1.2 – Con il secondo motivo, si lamenta la violazione del D.Lgs. n. 546 del 1992, art. 36, comma 2, n. 4, avuto riguardo al disposto del D.P.R. n. 600 del 1973, art. 39, comma 1, lett. d), in relazione all’art. 360 c.p.c., comma 1, n. 5. Secondo la ricorrente, la sentenza impugnata ha omesso del tutto di motivare circa la correttezza dei dati emergenti dalla stima dell’UTE, acriticamente fatti propri, nonchè circa l’eventuale inattendibilità della perizia di stima da essa prodotta. Analoghe considerazioni vanno spese, secondo la società, circa l’asserzione della mancata fornitura all’Ufficio dei computi metrici estimativi, che essa invece non aveva mai redatto, come pure dichiarato ai verbalizzanti, circa la natura non obbligatoria di detti documenti, circa il fatto che l’attività edilizia non era stata effettuata nei confronti di committenti terzi (donde l’inapplicabilità dell’art. 60 TUIR), ed infine circa la questione dello scostamento del mutuo ipotecario concesso ad un terzo acquirente, rispetto al valore dichiarato in contratto.

1.3 – Con il terzo motivo, si lamenta la violazione del D.Lgs. n. 546 del 1992, art. 36, comma 2, n. 4, avuto riguardo al disposto degli artt. 9 e 53 TUIR, in relazione all’art. 360 c.p.c., comma 1, n. 5. Secondo la ricorrente, la sentenza impugnata ha omesso del tutto di motivare anche in relazione alla questione, da essa sollevata, circa la nozione di corrispettivo evincibile dalle norme richiamate in rubrica.

* Esercizi proposti *
a) In base al testo, rispondi:
(i) Di quale ente è la stima i cui dati, secondo la ricorrente, la sentenza impugnata ha fatto propri acriticamente?
(ii) Quale articolo del TUIR sarebbe inapplicabile, secondo la società, perché l'attività edilizia non era stata effettuata nei confronti di committenti terzi?
(iii) Quali articoli del TUIR sono richiamati nel terzo motivo?
b) Estrai alla lettera dal testo il passo che va da "1.3 – Con il" fino a "richiamate in rubrica." incluso.
Per rispondere, basati unicamente sul testo.

* Dati registrati *

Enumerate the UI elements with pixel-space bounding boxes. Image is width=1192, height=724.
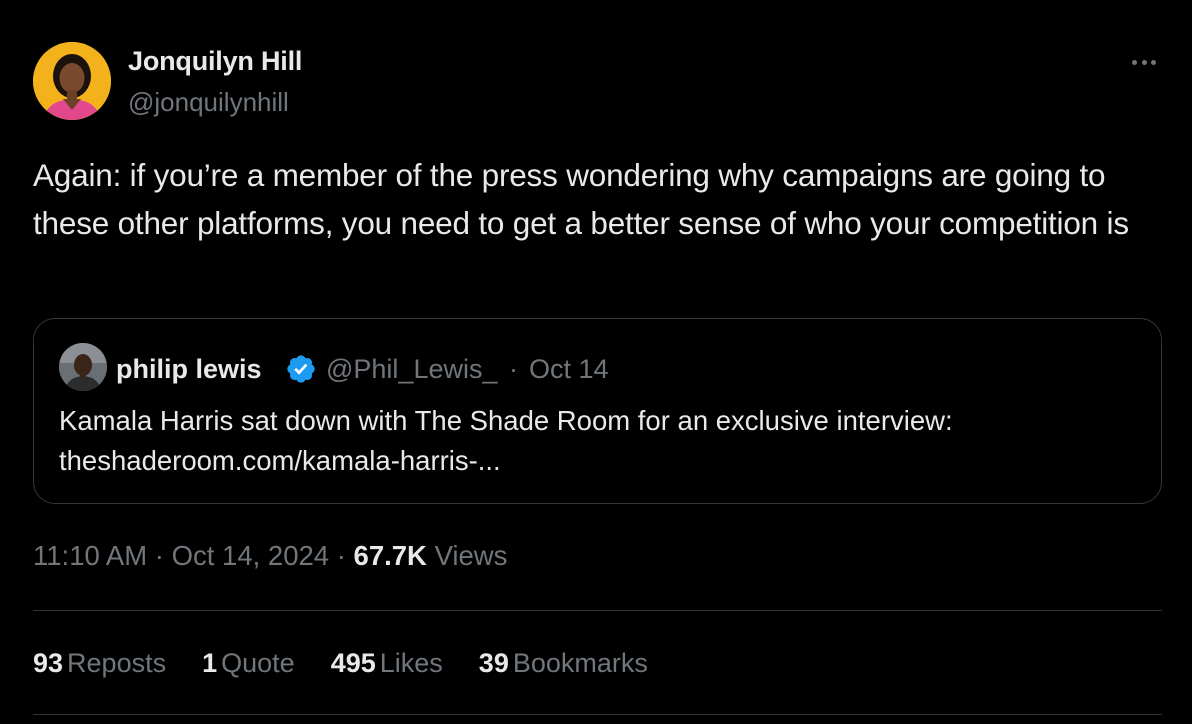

* Risultati dell'esercizio *
a)
(i) Dell'UTE.
(ii) L'art. 60 TUIR.
(iii) Gli artt. 9 e 53 TUIR.

b)
1.3 – Con il terzo motivo, si lamenta la violazione del D.Lgs. n. 546 del 1992, art. 36, comma 2, n. 4, avuto riguardo al disposto degli artt. 9 e 53 TUIR, in relazione all’art. 360 c.p.c., comma 1, n. 5. Secondo la ricorrente, la sentenza impugnata ha omesso del tutto di motivare anche in relazione alla questione, da essa sollevata, circa la nozione di corrispettivo evincibile dalle norme richiamate in rubrica.